Stored entries:
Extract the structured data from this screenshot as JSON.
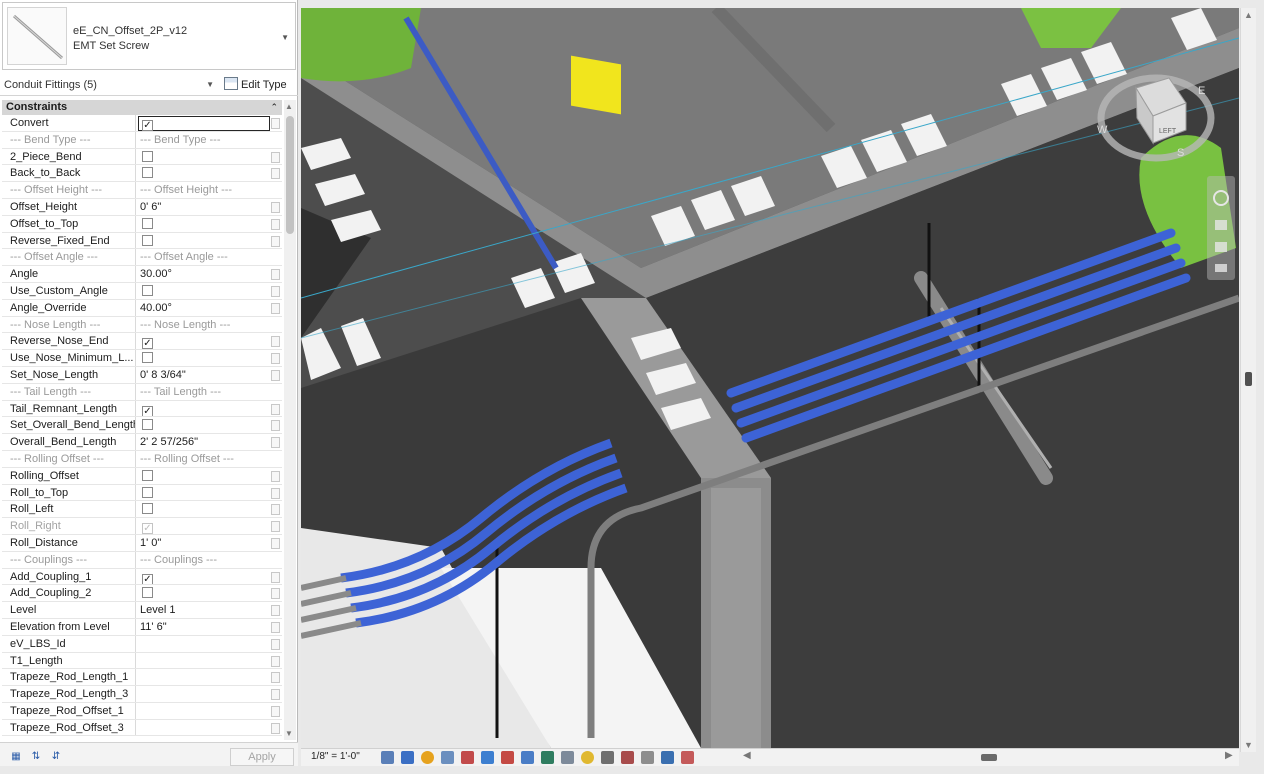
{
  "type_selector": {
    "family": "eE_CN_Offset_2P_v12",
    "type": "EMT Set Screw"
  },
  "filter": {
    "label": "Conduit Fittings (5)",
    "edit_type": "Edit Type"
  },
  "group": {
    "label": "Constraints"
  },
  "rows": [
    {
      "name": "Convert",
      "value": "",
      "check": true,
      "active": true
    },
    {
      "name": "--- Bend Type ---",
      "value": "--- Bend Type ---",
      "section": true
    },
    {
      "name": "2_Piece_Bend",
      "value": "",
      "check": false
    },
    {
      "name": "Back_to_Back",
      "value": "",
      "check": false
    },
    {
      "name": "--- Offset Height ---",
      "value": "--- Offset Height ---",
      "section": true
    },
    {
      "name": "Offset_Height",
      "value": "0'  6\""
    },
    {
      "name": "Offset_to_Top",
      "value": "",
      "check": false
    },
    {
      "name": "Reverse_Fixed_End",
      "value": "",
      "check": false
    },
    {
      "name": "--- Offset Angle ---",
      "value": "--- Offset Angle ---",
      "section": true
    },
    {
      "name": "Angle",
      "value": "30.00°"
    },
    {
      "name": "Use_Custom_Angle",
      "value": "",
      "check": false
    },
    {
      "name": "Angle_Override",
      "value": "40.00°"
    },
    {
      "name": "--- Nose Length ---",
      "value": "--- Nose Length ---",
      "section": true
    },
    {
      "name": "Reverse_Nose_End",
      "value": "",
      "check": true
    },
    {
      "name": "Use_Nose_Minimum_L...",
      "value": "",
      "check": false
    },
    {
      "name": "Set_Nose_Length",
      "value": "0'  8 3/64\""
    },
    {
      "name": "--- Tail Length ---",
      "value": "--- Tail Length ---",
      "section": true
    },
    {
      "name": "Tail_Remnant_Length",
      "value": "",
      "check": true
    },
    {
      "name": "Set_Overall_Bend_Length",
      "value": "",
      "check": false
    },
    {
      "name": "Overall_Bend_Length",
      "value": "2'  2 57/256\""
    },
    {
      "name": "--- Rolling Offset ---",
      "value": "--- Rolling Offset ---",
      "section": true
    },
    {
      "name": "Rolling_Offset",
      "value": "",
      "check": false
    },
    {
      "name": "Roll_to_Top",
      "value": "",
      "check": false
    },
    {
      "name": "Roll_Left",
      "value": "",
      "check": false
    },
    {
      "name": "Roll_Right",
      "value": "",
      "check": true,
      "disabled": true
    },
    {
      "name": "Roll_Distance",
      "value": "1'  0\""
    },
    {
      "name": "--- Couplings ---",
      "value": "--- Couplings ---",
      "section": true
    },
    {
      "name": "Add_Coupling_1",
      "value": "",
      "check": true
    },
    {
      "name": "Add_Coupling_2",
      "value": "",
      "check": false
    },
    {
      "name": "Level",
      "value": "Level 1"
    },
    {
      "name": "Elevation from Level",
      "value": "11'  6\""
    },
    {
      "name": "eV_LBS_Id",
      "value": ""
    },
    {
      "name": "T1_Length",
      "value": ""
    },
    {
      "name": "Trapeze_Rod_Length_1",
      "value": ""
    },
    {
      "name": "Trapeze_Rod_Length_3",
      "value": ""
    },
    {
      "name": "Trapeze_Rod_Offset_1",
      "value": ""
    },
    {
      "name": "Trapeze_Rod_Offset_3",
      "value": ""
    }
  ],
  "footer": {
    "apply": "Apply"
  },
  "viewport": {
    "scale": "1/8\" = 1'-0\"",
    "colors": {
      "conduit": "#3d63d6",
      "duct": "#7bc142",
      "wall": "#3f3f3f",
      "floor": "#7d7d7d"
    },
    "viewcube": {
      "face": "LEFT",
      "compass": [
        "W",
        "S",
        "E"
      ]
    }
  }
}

==

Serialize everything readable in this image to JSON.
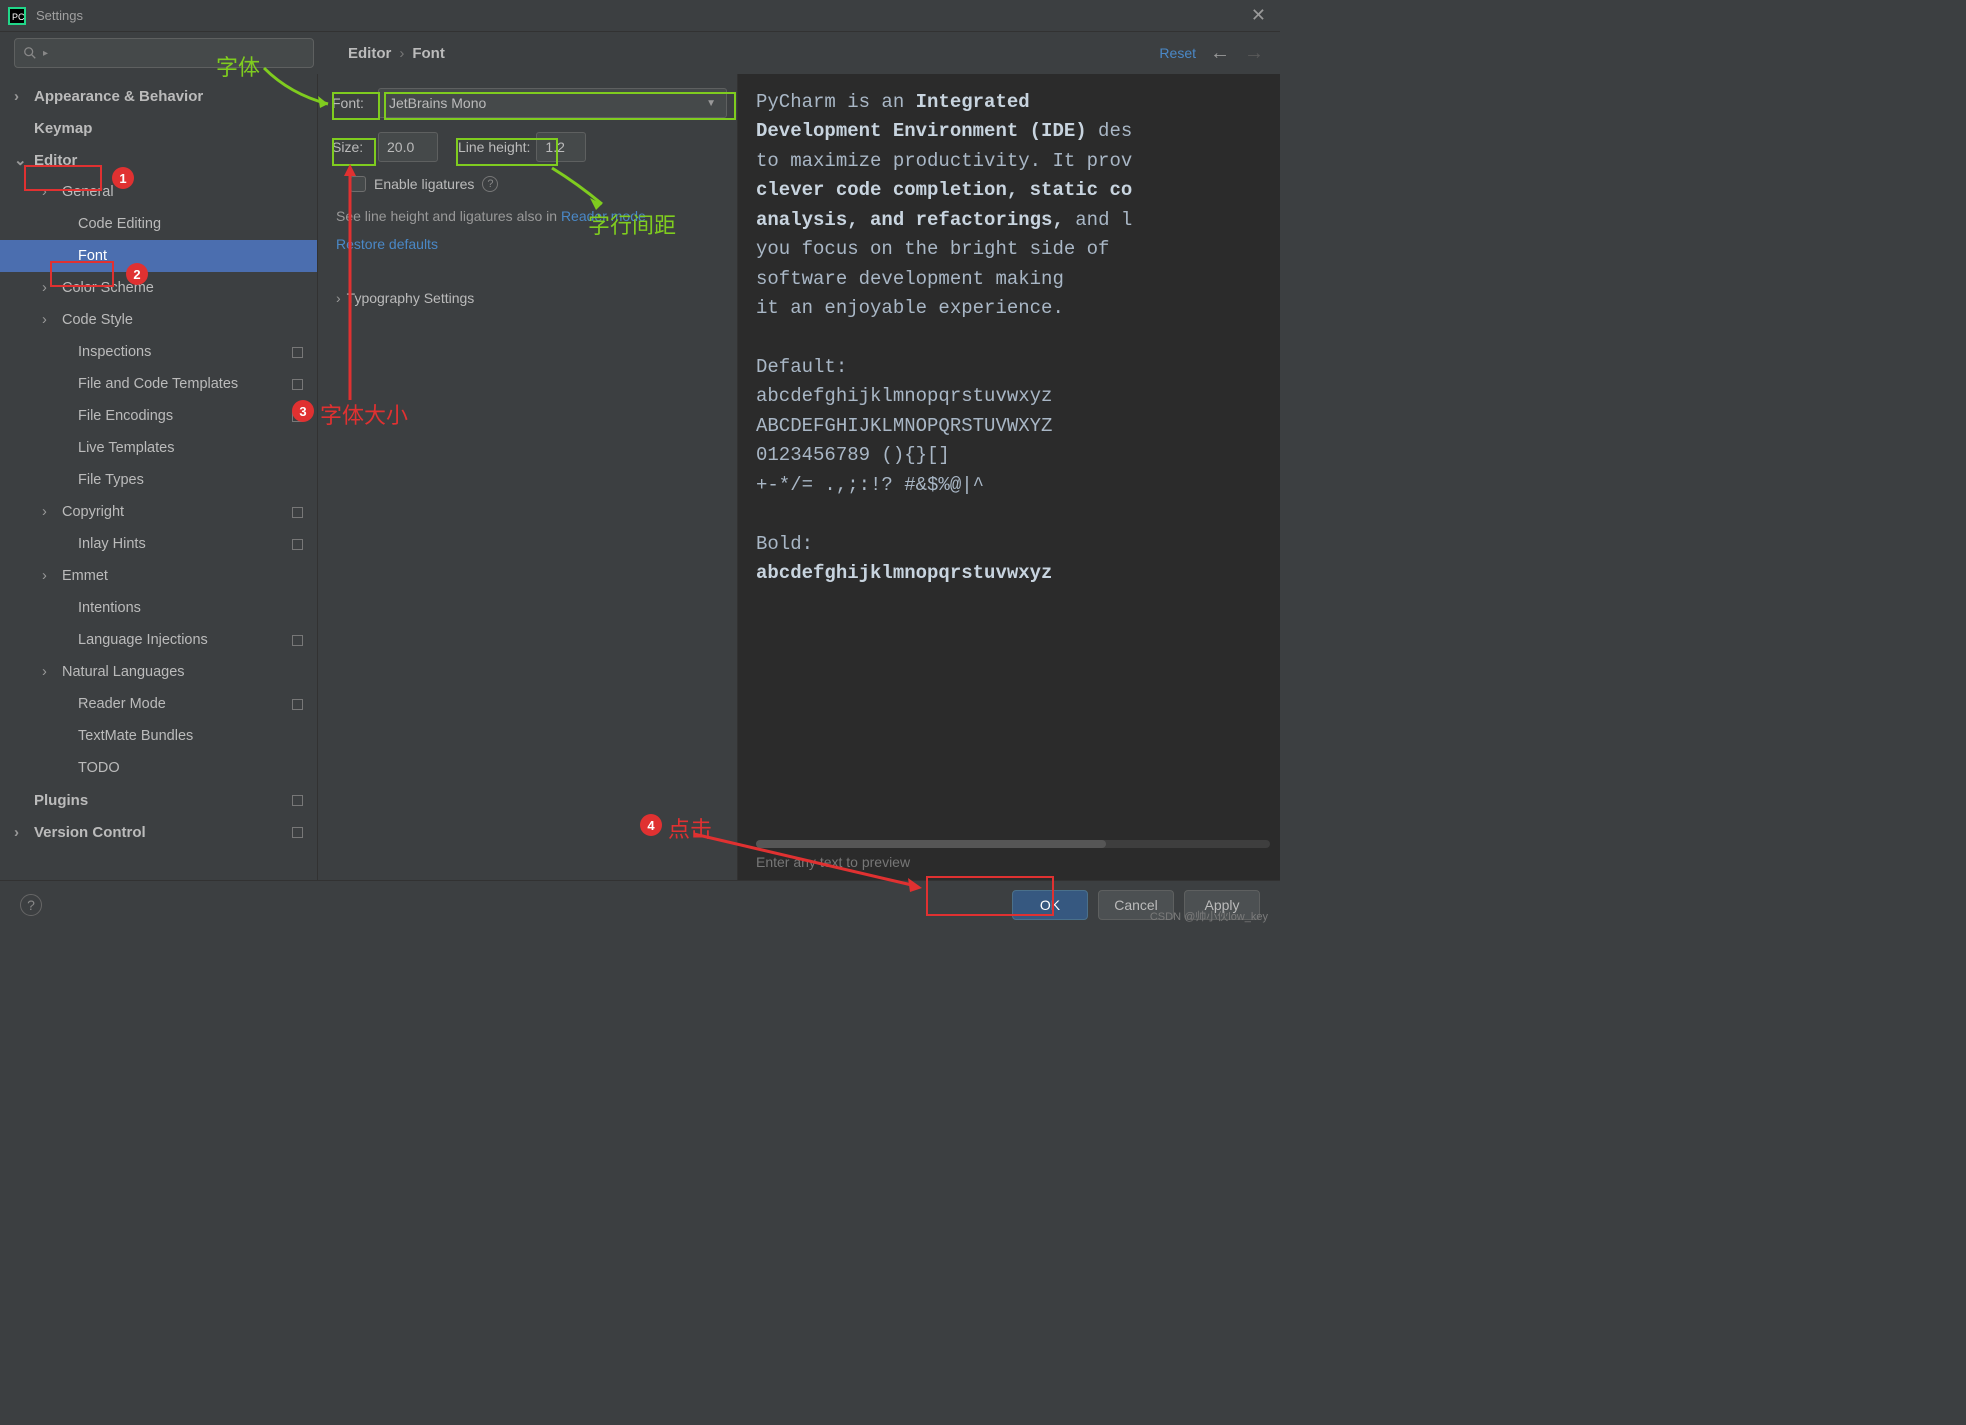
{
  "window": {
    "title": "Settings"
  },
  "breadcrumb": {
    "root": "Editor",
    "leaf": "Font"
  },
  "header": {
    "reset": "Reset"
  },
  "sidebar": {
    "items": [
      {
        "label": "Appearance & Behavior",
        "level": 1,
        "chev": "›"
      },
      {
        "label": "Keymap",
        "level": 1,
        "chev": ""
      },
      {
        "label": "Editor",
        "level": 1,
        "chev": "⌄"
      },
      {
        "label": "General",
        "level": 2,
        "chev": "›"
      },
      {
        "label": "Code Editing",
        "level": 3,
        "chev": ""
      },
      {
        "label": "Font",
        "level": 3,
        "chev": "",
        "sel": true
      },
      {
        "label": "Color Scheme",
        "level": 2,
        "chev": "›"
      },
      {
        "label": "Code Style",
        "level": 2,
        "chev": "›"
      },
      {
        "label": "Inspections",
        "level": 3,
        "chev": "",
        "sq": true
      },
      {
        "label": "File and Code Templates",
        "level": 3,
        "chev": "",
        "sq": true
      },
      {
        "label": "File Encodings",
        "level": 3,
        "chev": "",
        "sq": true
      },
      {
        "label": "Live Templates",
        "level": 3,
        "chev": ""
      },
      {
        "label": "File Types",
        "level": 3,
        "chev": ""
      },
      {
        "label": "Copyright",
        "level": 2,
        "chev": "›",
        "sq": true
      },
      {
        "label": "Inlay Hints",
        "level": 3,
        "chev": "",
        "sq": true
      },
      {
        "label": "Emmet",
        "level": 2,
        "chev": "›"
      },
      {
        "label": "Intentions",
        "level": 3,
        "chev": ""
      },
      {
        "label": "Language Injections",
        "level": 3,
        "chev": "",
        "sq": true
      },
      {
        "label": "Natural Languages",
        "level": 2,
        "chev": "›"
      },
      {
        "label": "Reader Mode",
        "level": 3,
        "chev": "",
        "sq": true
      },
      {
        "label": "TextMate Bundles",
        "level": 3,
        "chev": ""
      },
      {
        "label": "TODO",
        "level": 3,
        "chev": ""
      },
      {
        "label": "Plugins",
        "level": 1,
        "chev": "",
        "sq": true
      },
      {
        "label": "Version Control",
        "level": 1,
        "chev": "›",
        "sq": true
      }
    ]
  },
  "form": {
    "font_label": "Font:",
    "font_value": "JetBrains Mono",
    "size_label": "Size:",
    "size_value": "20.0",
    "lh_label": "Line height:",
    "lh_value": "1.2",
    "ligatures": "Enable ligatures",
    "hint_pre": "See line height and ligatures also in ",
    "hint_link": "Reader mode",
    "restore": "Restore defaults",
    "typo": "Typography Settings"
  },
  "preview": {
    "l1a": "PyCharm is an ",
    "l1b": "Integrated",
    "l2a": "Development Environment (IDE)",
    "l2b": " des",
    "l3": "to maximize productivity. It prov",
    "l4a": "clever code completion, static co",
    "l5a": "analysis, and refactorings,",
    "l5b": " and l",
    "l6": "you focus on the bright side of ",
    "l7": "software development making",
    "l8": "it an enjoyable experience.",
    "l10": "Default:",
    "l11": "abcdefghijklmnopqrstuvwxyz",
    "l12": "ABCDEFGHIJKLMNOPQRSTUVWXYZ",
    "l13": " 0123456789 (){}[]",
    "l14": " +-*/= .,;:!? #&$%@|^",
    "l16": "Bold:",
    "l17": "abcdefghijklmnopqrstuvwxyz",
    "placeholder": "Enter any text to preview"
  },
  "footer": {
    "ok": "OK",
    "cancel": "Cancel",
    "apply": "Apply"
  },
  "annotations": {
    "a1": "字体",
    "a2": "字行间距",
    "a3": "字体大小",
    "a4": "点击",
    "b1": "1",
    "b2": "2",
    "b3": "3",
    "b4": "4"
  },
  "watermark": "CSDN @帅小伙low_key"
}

==

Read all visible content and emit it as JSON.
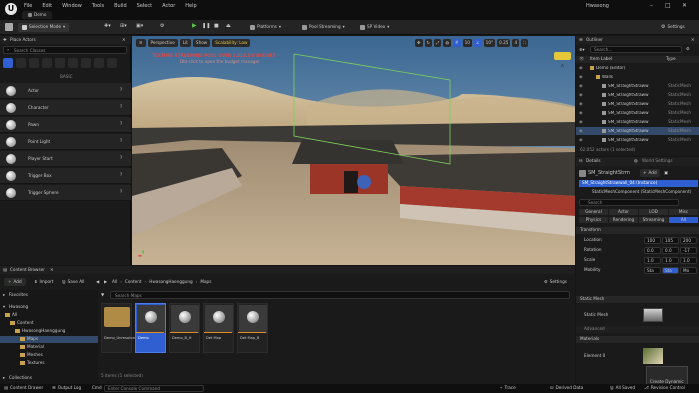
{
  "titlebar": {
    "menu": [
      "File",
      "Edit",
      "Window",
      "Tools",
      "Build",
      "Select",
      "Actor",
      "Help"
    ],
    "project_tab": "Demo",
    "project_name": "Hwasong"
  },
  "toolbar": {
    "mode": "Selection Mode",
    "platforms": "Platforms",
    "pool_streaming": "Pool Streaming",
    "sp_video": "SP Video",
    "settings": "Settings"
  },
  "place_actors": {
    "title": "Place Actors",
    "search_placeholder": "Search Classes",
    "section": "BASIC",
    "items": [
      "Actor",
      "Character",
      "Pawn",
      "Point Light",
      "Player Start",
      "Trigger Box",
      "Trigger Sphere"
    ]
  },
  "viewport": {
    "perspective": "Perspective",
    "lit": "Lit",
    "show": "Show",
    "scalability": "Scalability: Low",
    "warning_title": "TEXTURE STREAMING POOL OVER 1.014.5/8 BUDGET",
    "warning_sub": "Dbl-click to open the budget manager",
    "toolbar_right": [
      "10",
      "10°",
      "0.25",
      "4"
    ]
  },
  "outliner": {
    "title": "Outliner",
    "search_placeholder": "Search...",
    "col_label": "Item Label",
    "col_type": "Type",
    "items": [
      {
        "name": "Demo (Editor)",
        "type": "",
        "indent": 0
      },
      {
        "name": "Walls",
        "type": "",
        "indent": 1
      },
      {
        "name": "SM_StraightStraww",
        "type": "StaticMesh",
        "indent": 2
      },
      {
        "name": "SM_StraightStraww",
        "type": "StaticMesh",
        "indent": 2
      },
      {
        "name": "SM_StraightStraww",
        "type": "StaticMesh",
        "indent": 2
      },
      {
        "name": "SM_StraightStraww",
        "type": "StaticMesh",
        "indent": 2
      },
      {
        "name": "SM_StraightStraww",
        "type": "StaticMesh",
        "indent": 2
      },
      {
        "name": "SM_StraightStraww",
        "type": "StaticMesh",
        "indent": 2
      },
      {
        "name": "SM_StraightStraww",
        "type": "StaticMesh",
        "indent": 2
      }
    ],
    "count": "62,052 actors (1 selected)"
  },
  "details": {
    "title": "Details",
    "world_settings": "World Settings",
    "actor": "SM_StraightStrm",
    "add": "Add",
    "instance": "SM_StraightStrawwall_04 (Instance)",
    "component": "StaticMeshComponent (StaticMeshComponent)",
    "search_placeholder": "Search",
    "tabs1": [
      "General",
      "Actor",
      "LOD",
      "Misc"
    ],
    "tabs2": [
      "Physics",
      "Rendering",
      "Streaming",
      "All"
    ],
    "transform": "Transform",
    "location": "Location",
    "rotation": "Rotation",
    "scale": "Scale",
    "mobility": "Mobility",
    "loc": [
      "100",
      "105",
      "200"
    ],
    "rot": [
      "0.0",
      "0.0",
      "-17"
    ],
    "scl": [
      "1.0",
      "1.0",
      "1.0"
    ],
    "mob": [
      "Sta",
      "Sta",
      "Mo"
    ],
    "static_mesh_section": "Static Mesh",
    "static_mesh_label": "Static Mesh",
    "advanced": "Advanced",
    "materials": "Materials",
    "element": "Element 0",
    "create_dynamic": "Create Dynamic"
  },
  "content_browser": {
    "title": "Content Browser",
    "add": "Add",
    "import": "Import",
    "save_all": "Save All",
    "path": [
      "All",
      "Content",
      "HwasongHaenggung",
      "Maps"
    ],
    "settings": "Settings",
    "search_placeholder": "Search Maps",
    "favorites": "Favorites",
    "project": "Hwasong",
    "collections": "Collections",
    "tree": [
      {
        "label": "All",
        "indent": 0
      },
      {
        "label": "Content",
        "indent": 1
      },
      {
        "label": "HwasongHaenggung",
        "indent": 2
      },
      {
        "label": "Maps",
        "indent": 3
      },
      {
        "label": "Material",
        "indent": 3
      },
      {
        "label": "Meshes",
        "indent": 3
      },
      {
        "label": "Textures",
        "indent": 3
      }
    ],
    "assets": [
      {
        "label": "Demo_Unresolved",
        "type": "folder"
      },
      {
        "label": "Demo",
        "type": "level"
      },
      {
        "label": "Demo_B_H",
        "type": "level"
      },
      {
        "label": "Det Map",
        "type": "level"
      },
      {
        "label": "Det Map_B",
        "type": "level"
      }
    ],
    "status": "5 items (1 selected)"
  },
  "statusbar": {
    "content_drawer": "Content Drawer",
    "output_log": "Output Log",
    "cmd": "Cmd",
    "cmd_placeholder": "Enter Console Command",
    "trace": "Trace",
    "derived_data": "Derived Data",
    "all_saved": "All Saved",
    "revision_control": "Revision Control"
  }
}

Brief ::
Scan the material above for the word "from". Copy each line where it occurs.

Written response ::
Extract the structured data from this screenshot as JSON.
      "name": "Elevation from Level",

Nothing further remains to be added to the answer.